Start of Entries shown
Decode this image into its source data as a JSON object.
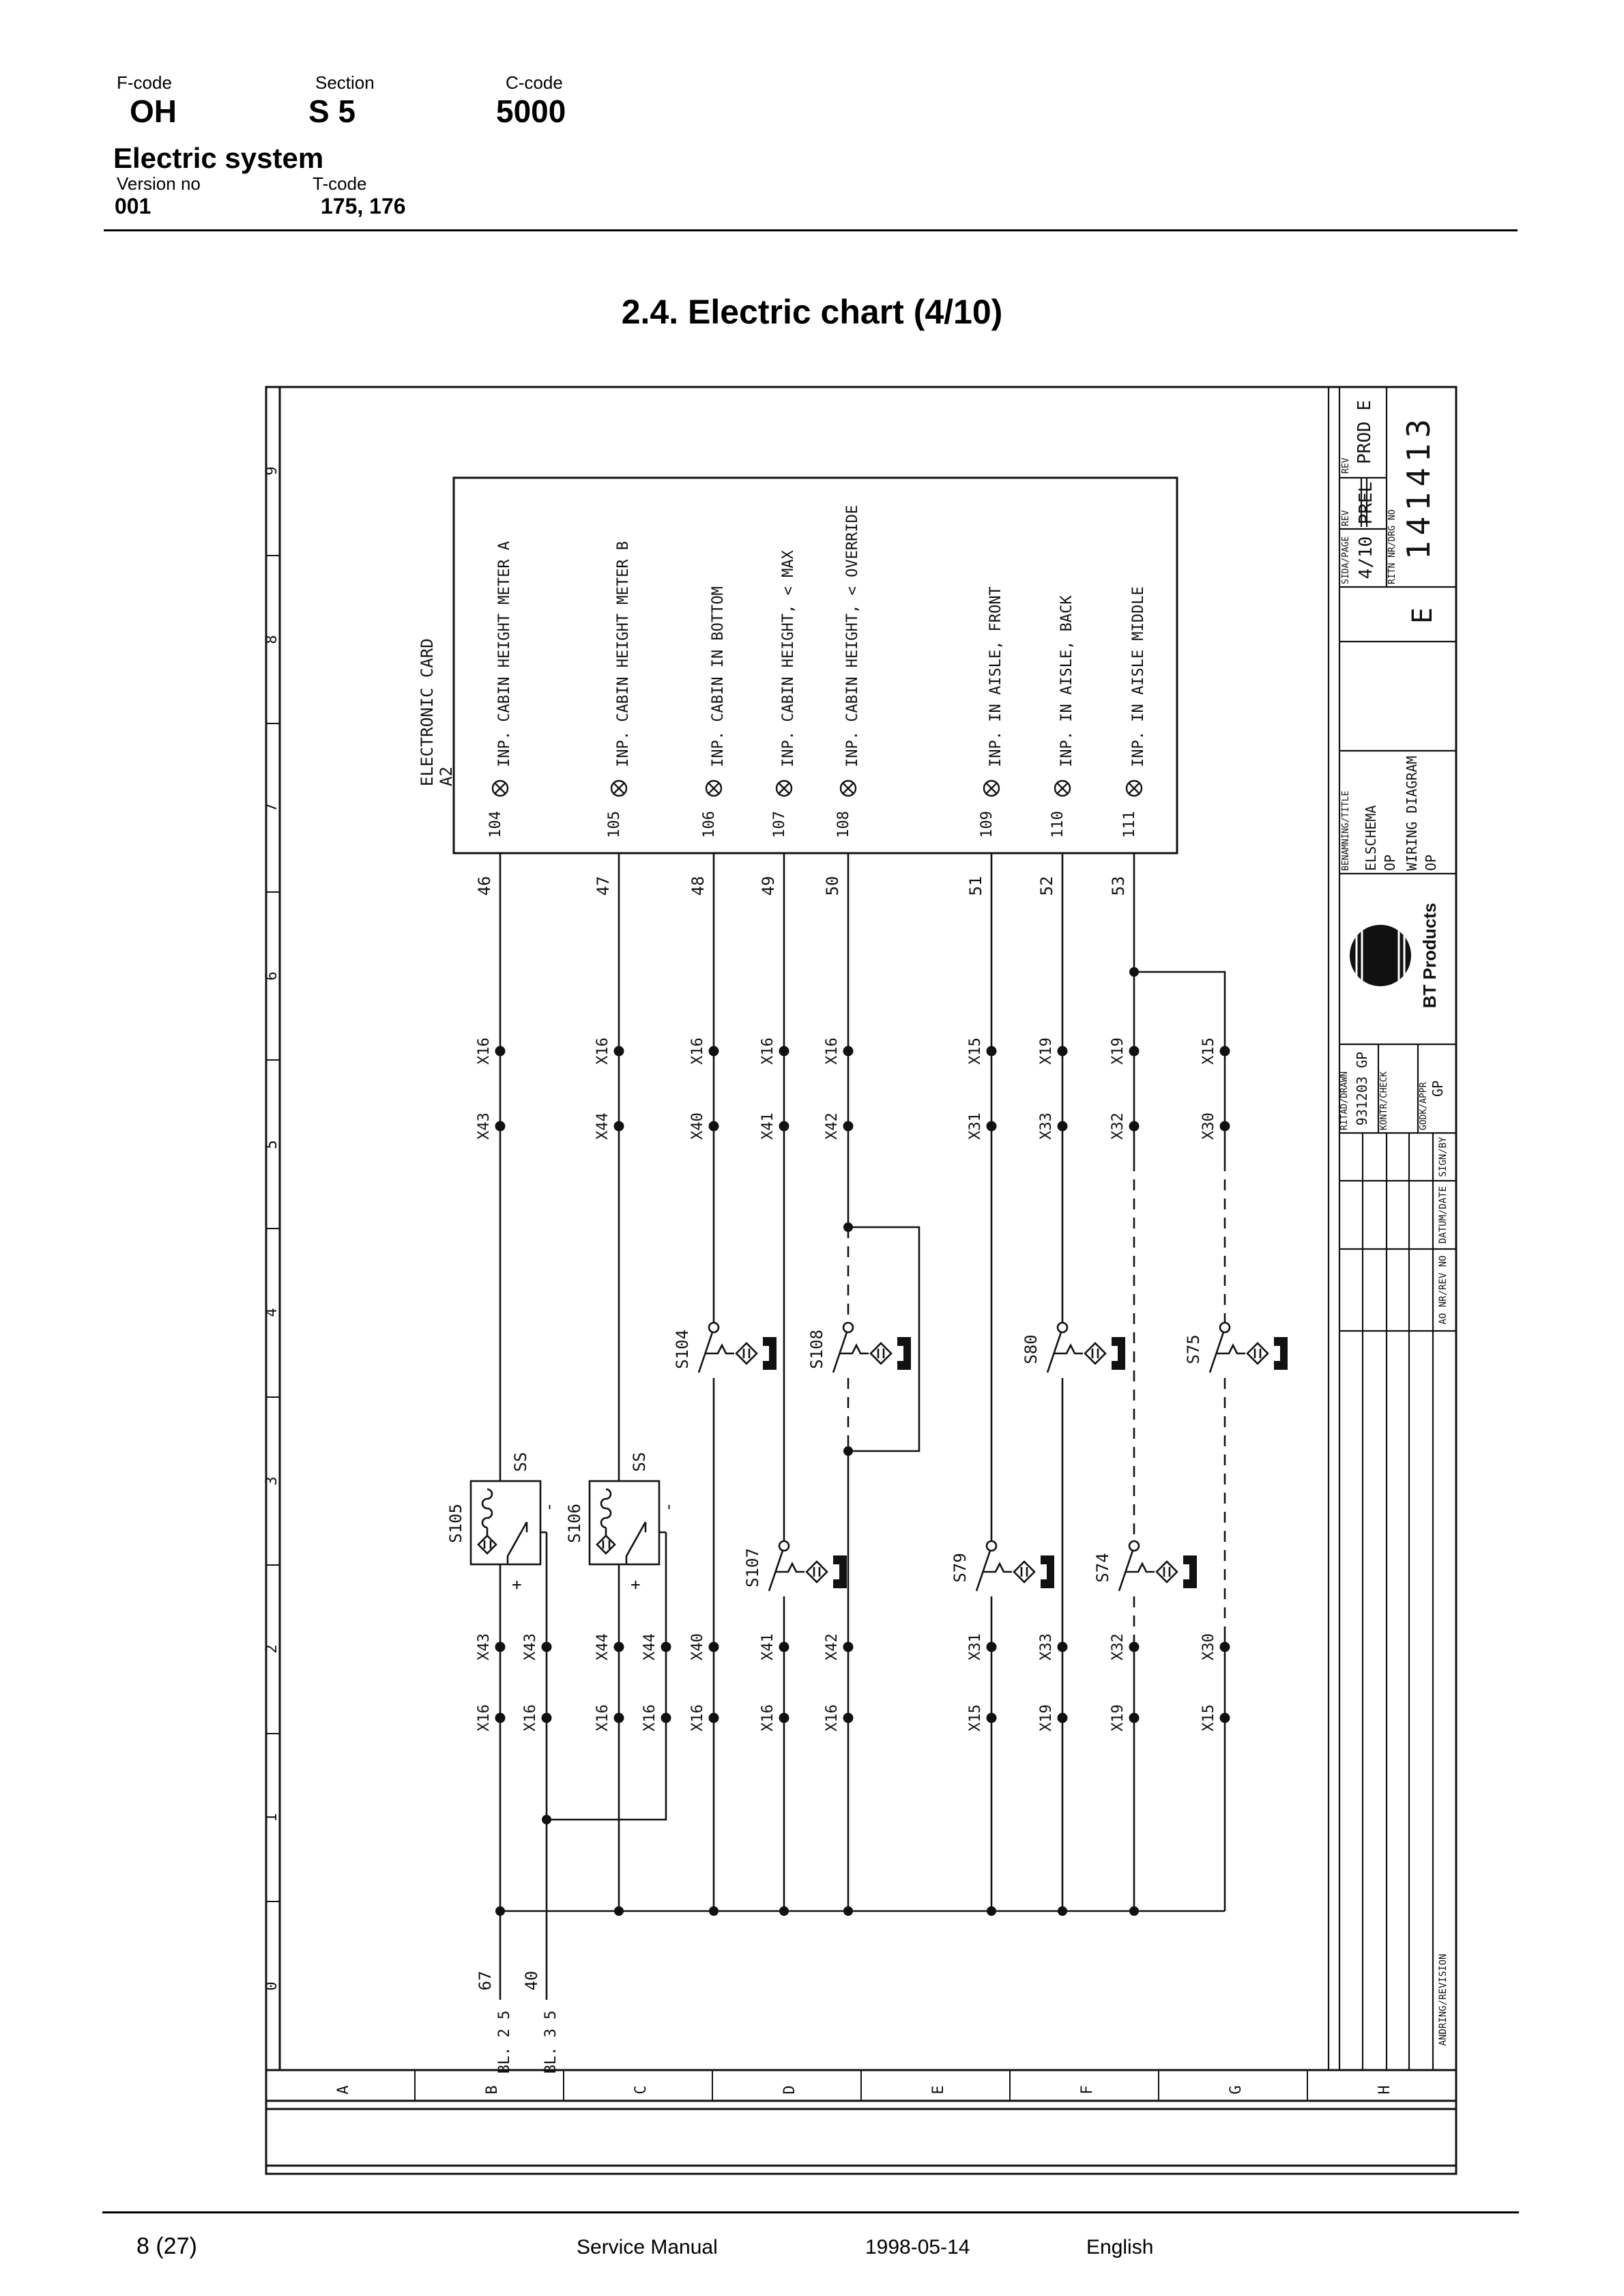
{
  "header": {
    "fcode_label": "F-code",
    "fcode": "OH",
    "section_label": "Section",
    "section": "S 5",
    "ccode_label": "C-code",
    "ccode": "5000",
    "system": "Electric system",
    "version_label": "Version no",
    "version": "001",
    "tcode_label": "T-code",
    "tcode": "175, 176"
  },
  "title": "2.4. Electric chart (4/10)",
  "footer": {
    "page": "8 (27)",
    "doc": "Service Manual",
    "date": "1998-05-14",
    "lang": "English"
  },
  "drawing": {
    "card": {
      "label": "ELECTRONIC CARD",
      "ref": "A2",
      "pins": [
        {
          "no": "104",
          "signal": "INP. CABIN HEIGHT METER A",
          "wire": "46"
        },
        {
          "no": "105",
          "signal": "INP. CABIN HEIGHT METER B",
          "wire": "47"
        },
        {
          "no": "106",
          "signal": "INP. CABIN IN BOTTOM",
          "wire": "48"
        },
        {
          "no": "107",
          "signal": "INP. CABIN HEIGHT, < MAX",
          "wire": "49"
        },
        {
          "no": "108",
          "signal": "INP. CABIN HEIGHT, < OVERRIDE",
          "wire": "50"
        },
        {
          "no": "109",
          "signal": "INP. IN AISLE, FRONT",
          "wire": "51"
        },
        {
          "no": "110",
          "signal": "INP. IN AISLE, BACK",
          "wire": "52"
        },
        {
          "no": "111",
          "signal": "INP. IN AISLE MIDDLE",
          "wire": "53"
        }
      ]
    },
    "upper_connectors": [
      {
        "a": "X16",
        "b": "X43"
      },
      {
        "a": "X16",
        "b": "X44"
      },
      {
        "a": "X16",
        "b": "X40"
      },
      {
        "a": "X16",
        "b": "X41"
      },
      {
        "a": "X16",
        "b": "X42"
      },
      {
        "a": "X15",
        "b": "X31"
      },
      {
        "a": "X19",
        "b": "X33"
      },
      {
        "a": "X19",
        "b": "X32"
      },
      {
        "a": "X15",
        "b": "X30"
      }
    ],
    "lower_connectors": [
      {
        "a": "X43",
        "b": "X16"
      },
      {
        "a": "X43",
        "b": "X16"
      },
      {
        "a": "X44",
        "b": "X16"
      },
      {
        "a": "X44",
        "b": "X16"
      },
      {
        "a": "X40",
        "b": "X16"
      },
      {
        "a": "X41",
        "b": "X16"
      },
      {
        "a": "X42",
        "b": "X16"
      },
      {
        "a": "X31",
        "b": "X15"
      },
      {
        "a": "X33",
        "b": "X19"
      },
      {
        "a": "X32",
        "b": "X19"
      },
      {
        "a": "X30",
        "b": "X15"
      }
    ],
    "switches": {
      "s104": "S104",
      "s108": "S108",
      "s80": "S80",
      "s75": "S75",
      "s107": "S107",
      "s79": "S79",
      "s74": "S74"
    },
    "sensors": {
      "s105": "S105",
      "s106": "S106",
      "ss": "SS",
      "plus": "+",
      "minus": "-"
    },
    "exits": [
      {
        "wire": "67",
        "ref": "BL. 2 5"
      },
      {
        "wire": "40",
        "ref": "BL. 3 5"
      }
    ],
    "col_scale": [
      "9",
      "8",
      "7",
      "6",
      "5",
      "4",
      "3",
      "2",
      "1",
      "0"
    ],
    "row_scale": [
      "A",
      "B",
      "C",
      "D",
      "E",
      "F",
      "G",
      "H"
    ],
    "titleblock": {
      "rev_label": "REV",
      "rev": "PROD E",
      "page_label": "SIDA/PAGE",
      "page": "4/10",
      "rev2_label": "REV",
      "rev2": "PREL",
      "drgno_label": "RITN NR/DRG NO",
      "drgno": "141413",
      "size": "E",
      "name_label": "BENAMNING/TITLE",
      "name1": "ELSCHEMA",
      "name2": "OP",
      "name3": "WIRING DIAGRAM",
      "name4": "OP",
      "logo": "BT",
      "brand": "BT Products",
      "drawn_label": "RITAD/DRAWN",
      "drawn": "931203  GP",
      "check_label": "KONTR/CHECK",
      "appr_label": "GODK/APPR",
      "appr": "GP",
      "sign_label": "SIGN/BY",
      "date_label": "DATUM/DATE",
      "rev_no_label": "AO NR/REV NO",
      "revision_label": "ANDRING/REVISION"
    }
  }
}
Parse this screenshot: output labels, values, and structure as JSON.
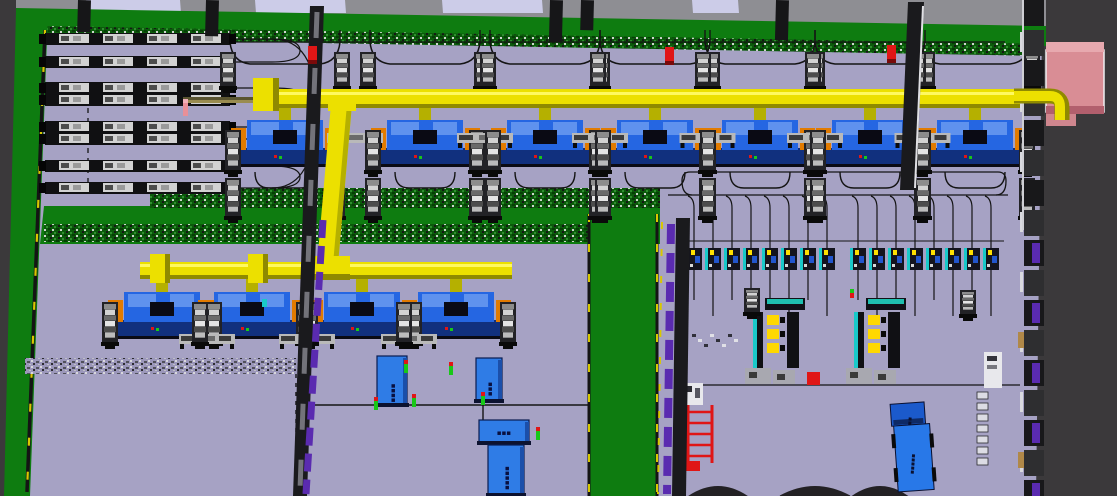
{
  "viewport": {
    "kind": "factory-3d-layout-render",
    "background": "#3b393b"
  },
  "labels": {
    "storage_box_1": "▪▪▪▪",
    "storage_box_2": "▪▪▪",
    "storage_box_3": "▪▪▪",
    "storage_box_4": "▪▪▪▪▪",
    "truck_cab": "▪▪",
    "truck_body": "▪▪▪▪▪"
  },
  "palette": {
    "bg": "#3b393b",
    "floor": "#a6a2c4",
    "green": "#0e7c10",
    "hedge": "#0b5a0b",
    "roof": "#8e8e93",
    "skylight": "#cccce8",
    "wallDark": "#1a1a1d",
    "wallLite": "#d9d9de",
    "purple": "#5a2bb0",
    "pipe": "#ece000",
    "pipeShade": "#8f8a00",
    "pipeDark": "#b5b000",
    "beam": "#9a8c50",
    "blue": "#2566e2",
    "blueLite": "#5f92ee",
    "blueDark": "#11307e",
    "navy": "#0a0a14",
    "orange": "#e27b00",
    "silver": "#d2d2d2",
    "silverMid": "#8c8c8c",
    "silverDark": "#4c4c4c",
    "red": "#e01616",
    "pinkFace": "#d98d95",
    "pinkTop": "#e7a9af",
    "pinkSide": "#b25f6d",
    "teal": "#1fbfae",
    "cyan": "#19c9c9",
    "track": "#141414",
    "yellowDash": "#d8c800",
    "boxBlue": "#2f7ce6",
    "boxBlueDark": "#1b4faa",
    "truckBlue": "#2878e8",
    "truckCab": "#1b5acc",
    "tan": "#b08848",
    "gray": "#73737a",
    "mound": "#232124",
    "figGreen": "#18c818",
    "figPink": "#e89098",
    "white": "#e8e8ec"
  },
  "scene": {
    "skylights": [
      [
        86,
        94
      ],
      [
        255,
        90
      ],
      [
        442,
        100
      ],
      [
        692,
        46
      ]
    ],
    "columns": [
      [
        78,
        32
      ],
      [
        206,
        36
      ],
      [
        550,
        42
      ],
      [
        581,
        30
      ],
      [
        776,
        40
      ]
    ],
    "line1": {
      "x1": 183,
      "x2": 1040,
      "pipeY": 89,
      "pipeH": 19,
      "beamY": 99,
      "riserX": 253,
      "stations": [
        285,
        425,
        545,
        655,
        760,
        870,
        975
      ]
    },
    "line2": {
      "x1": 140,
      "x2": 512,
      "pipeY": 262,
      "pipeH": 17,
      "beamY": 272,
      "risers": [
        150,
        248
      ],
      "stations": [
        162,
        252,
        362,
        456
      ]
    },
    "vpipe": {
      "top": [
        331,
        104
      ],
      "bot": [
        316,
        276
      ],
      "w": 21
    },
    "racks": {
      "x": 45,
      "w": 185,
      "rows": [
        33,
        56,
        82,
        94,
        121,
        133,
        160,
        182
      ]
    },
    "smallRow": {
      "y": 248,
      "h": 22,
      "groups": [
        {
          "x0": 686,
          "n": 8,
          "dx": 19
        },
        {
          "x0": 850,
          "n": 8,
          "dx": 19
        }
      ]
    },
    "cells": [
      {
        "x": 747,
        "red": true
      },
      {
        "x": 848,
        "red": false
      }
    ],
    "loneRobots": [
      [
        752,
        288
      ],
      [
        968,
        290
      ]
    ],
    "fireboxes": [
      [
        308,
        46
      ],
      [
        665,
        47
      ],
      [
        887,
        45
      ]
    ],
    "figures": [
      [
        404,
        360
      ],
      [
        449,
        362
      ],
      [
        412,
        394
      ],
      [
        374,
        397
      ],
      [
        481,
        392
      ],
      [
        536,
        427
      ]
    ],
    "pinkFigure": [
      183,
      103
    ],
    "tealFigure": [
      262,
      299
    ],
    "boxes": [
      {
        "x": 377,
        "y": 356,
        "w": 30,
        "h": 50,
        "vert": true,
        "bind": "labels.storage_box_1"
      },
      {
        "x": 476,
        "y": 358,
        "w": 26,
        "h": 44,
        "vert": true,
        "bind": "labels.storage_box_2"
      },
      {
        "x": 479,
        "y": 420,
        "w": 50,
        "h": 24,
        "vert": false,
        "bind": "labels.storage_box_3"
      },
      {
        "x": 488,
        "y": 445,
        "w": 36,
        "h": 51,
        "vert": true,
        "bind": "labels.storage_box_4"
      }
    ],
    "truck": {
      "x": 893,
      "y": 403,
      "rot": -4
    },
    "mounds": [
      [
        718,
        58
      ],
      [
        815,
        70
      ],
      [
        880,
        55
      ]
    ],
    "pinkBox": {
      "x": 1046,
      "y": 42,
      "w": 58,
      "h": 70
    },
    "redFrame": {
      "x": 687,
      "y": 405,
      "w": 26,
      "h": 58
    },
    "itemsColumn": {
      "x": 977,
      "y0": 392,
      "n": 7,
      "dy": 11
    }
  }
}
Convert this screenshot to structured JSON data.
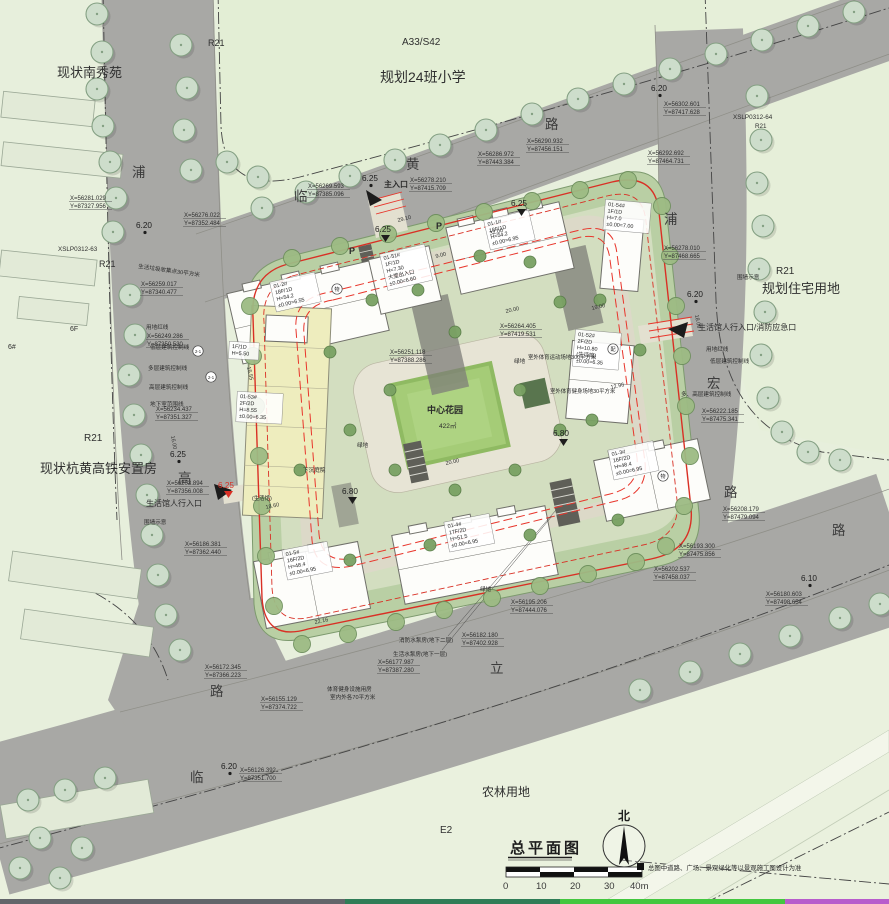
End of Entries shown
Among the lines of the data, identify those with the word "labels". Copy each of them.

■ Response below
Parse this screenshot: output labels, values, and structure as JSON.
  "labels": {
        "bind": "labels.storage_box_1"
        "bind": "labels.storage_box_2"
        "bind": "labels.storage_box_3"
        "bind": "labels.storage_box_4"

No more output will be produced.